(Collected data)
=====
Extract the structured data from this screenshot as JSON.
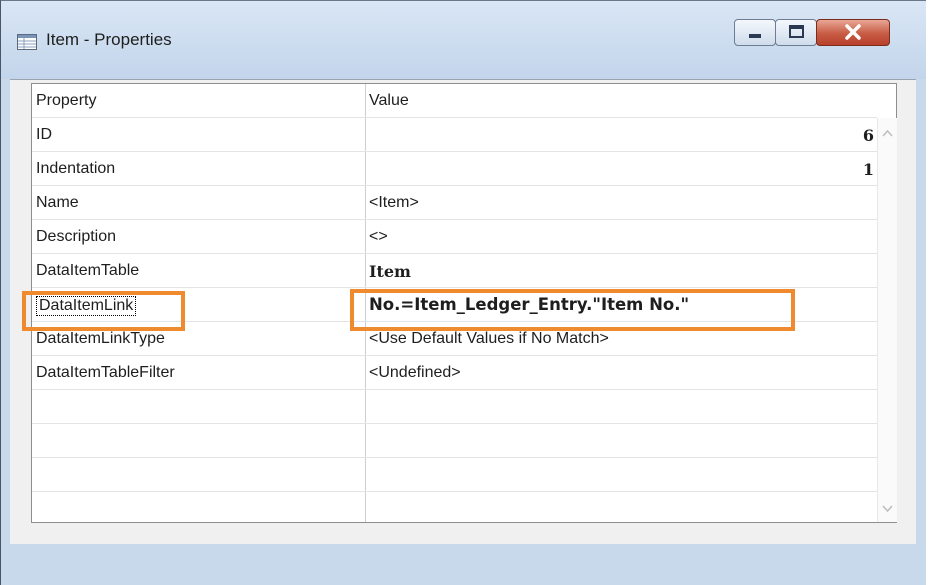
{
  "window": {
    "title": "Item - Properties",
    "buttons": {
      "minimize": "minimize-icon",
      "maximize": "maximize-icon",
      "close": "close-icon"
    }
  },
  "grid": {
    "headers": {
      "property": "Property",
      "value": "Value"
    },
    "rows": [
      {
        "property": "ID",
        "value": "6"
      },
      {
        "property": "Indentation",
        "value": "1"
      },
      {
        "property": "Name",
        "value": "<Item>"
      },
      {
        "property": "Description",
        "value": "<>"
      },
      {
        "property": "DataItemTable",
        "value": "Item"
      },
      {
        "property": "DataItemLink",
        "value": "No.=Item_Ledger_Entry.\"Item No.\""
      },
      {
        "property": "DataItemLinkType",
        "value": "<Use Default Values if No Match>"
      },
      {
        "property": "DataItemTableFilter",
        "value": "<Undefined>"
      }
    ]
  },
  "colors": {
    "highlight": "#ef8a2e",
    "close_button": "#c75b44"
  }
}
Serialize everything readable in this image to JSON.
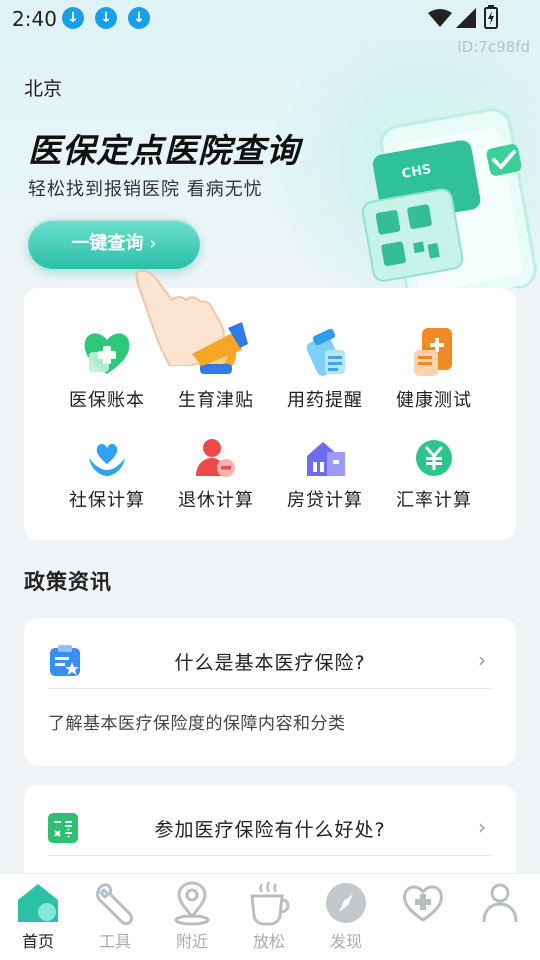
{
  "status_bar": {
    "time": "2:40",
    "icons": [
      "download-icon",
      "download-icon",
      "download-icon",
      "wifi-icon",
      "signal-icon",
      "battery-icon"
    ]
  },
  "device_id": "ID:7c98fd",
  "hero": {
    "city": "北京",
    "title": "医保定点医院查询",
    "subtitle": "轻松找到报销医院 看病无忧",
    "button_label": "一键查询",
    "button_chevron": "›",
    "phone_badge": "CHS"
  },
  "features": [
    {
      "label": "医保账本",
      "icon": "medical-ledger-icon",
      "color": "#2cc97a"
    },
    {
      "label": "生育津贴",
      "icon": "maternity-allowance-icon",
      "color": "#f5a623"
    },
    {
      "label": "用药提醒",
      "icon": "medication-reminder-icon",
      "color": "#3aa9f0"
    },
    {
      "label": "健康测试",
      "icon": "health-test-icon",
      "color": "#f08a24"
    },
    {
      "label": "社保计算",
      "icon": "social-security-calc-icon",
      "color": "#2fa3f0"
    },
    {
      "label": "退休计算",
      "icon": "retirement-calc-icon",
      "color": "#ef4a4a"
    },
    {
      "label": "房贷计算",
      "icon": "mortgage-calc-icon",
      "color": "#6d6cf0"
    },
    {
      "label": "汇率计算",
      "icon": "exchange-rate-icon",
      "color": "#2fc48a"
    }
  ],
  "policy": {
    "section_title": "政策资讯",
    "articles": [
      {
        "title": "什么是基本医疗保险?",
        "description": "了解基本医疗保险度的保障内容和分类",
        "icon": "clipboard-icon",
        "color": "#3a8ef0"
      },
      {
        "title": "参加医疗保险有什么好处?",
        "description": "",
        "icon": "calculator-icon",
        "color": "#2fbf71"
      }
    ]
  },
  "bottom_nav": {
    "items": [
      {
        "label": "首页",
        "icon": "home-icon",
        "active": true
      },
      {
        "label": "工具",
        "icon": "wrench-icon",
        "active": false
      },
      {
        "label": "附近",
        "icon": "location-pin-icon",
        "active": false
      },
      {
        "label": "放松",
        "icon": "coffee-cup-icon",
        "active": false
      },
      {
        "label": "发现",
        "icon": "compass-icon",
        "active": false
      },
      {
        "label": "",
        "icon": "heart-plus-icon",
        "active": false
      },
      {
        "label": "",
        "icon": "profile-icon",
        "active": false
      }
    ]
  },
  "colors": {
    "accent": "#2bbfa8",
    "background": "#f1f4f6",
    "card": "#ffffff"
  }
}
=====
■ **TASK OBJECTIVE**
Every line should be retyped exactly, with the pictures omitted.

■ **OUTPUT OF THE TASK**
Extract the structured data from this screenshot as JSON.
{
  "window": {
    "title": "Item - Properties",
    "buttons": {
      "minimize": "minimize-icon",
      "maximize": "maximize-icon",
      "close": "close-icon"
    }
  },
  "grid": {
    "headers": {
      "property": "Property",
      "value": "Value"
    },
    "rows": [
      {
        "property": "ID",
        "value": "6"
      },
      {
        "property": "Indentation",
        "value": "1"
      },
      {
        "property": "Name",
        "value": "<Item>"
      },
      {
        "property": "Description",
        "value": "<>"
      },
      {
        "property": "DataItemTable",
        "value": "Item"
      },
      {
        "property": "DataItemLink",
        "value": "No.=Item_Ledger_Entry.\"Item No.\""
      },
      {
        "property": "DataItemLinkType",
        "value": "<Use Default Values if No Match>"
      },
      {
        "property": "DataItemTableFilter",
        "value": "<Undefined>"
      }
    ]
  },
  "colors": {
    "highlight": "#ef8a2e",
    "close_button": "#c75b44"
  }
}
Serialize everything readable in this image to JSON.
{
  "status_bar": {
    "time": "2:40",
    "icons": [
      "download-icon",
      "download-icon",
      "download-icon",
      "wifi-icon",
      "signal-icon",
      "battery-icon"
    ]
  },
  "device_id": "ID:7c98fd",
  "hero": {
    "city": "北京",
    "title": "医保定点医院查询",
    "subtitle": "轻松找到报销医院 看病无忧",
    "button_label": "一键查询",
    "button_chevron": "›",
    "phone_badge": "CHS"
  },
  "features": [
    {
      "label": "医保账本",
      "icon": "medical-ledger-icon",
      "color": "#2cc97a"
    },
    {
      "label": "生育津贴",
      "icon": "maternity-allowance-icon",
      "color": "#f5a623"
    },
    {
      "label": "用药提醒",
      "icon": "medication-reminder-icon",
      "color": "#3aa9f0"
    },
    {
      "label": "健康测试",
      "icon": "health-test-icon",
      "color": "#f08a24"
    },
    {
      "label": "社保计算",
      "icon": "social-security-calc-icon",
      "color": "#2fa3f0"
    },
    {
      "label": "退休计算",
      "icon": "retirement-calc-icon",
      "color": "#ef4a4a"
    },
    {
      "label": "房贷计算",
      "icon": "mortgage-calc-icon",
      "color": "#6d6cf0"
    },
    {
      "label": "汇率计算",
      "icon": "exchange-rate-icon",
      "color": "#2fc48a"
    }
  ],
  "policy": {
    "section_title": "政策资讯",
    "articles": [
      {
        "title": "什么是基本医疗保险?",
        "description": "了解基本医疗保险度的保障内容和分类",
        "icon": "clipboard-icon",
        "color": "#3a8ef0"
      },
      {
        "title": "参加医疗保险有什么好处?",
        "description": "",
        "icon": "calculator-icon",
        "color": "#2fbf71"
      }
    ]
  },
  "bottom_nav": {
    "items": [
      {
        "label": "首页",
        "icon": "home-icon",
        "active": true
      },
      {
        "label": "工具",
        "icon": "wrench-icon",
        "active": false
      },
      {
        "label": "附近",
        "icon": "location-pin-icon",
        "active": false
      },
      {
        "label": "放松",
        "icon": "coffee-cup-icon",
        "active": false
      },
      {
        "label": "发现",
        "icon": "compass-icon",
        "active": false
      },
      {
        "label": "",
        "icon": "heart-plus-icon",
        "active": false
      },
      {
        "label": "",
        "icon": "profile-icon",
        "active": false
      }
    ]
  },
  "colors": {
    "accent": "#2bbfa8",
    "background": "#f1f4f6",
    "card": "#ffffff"
  }
}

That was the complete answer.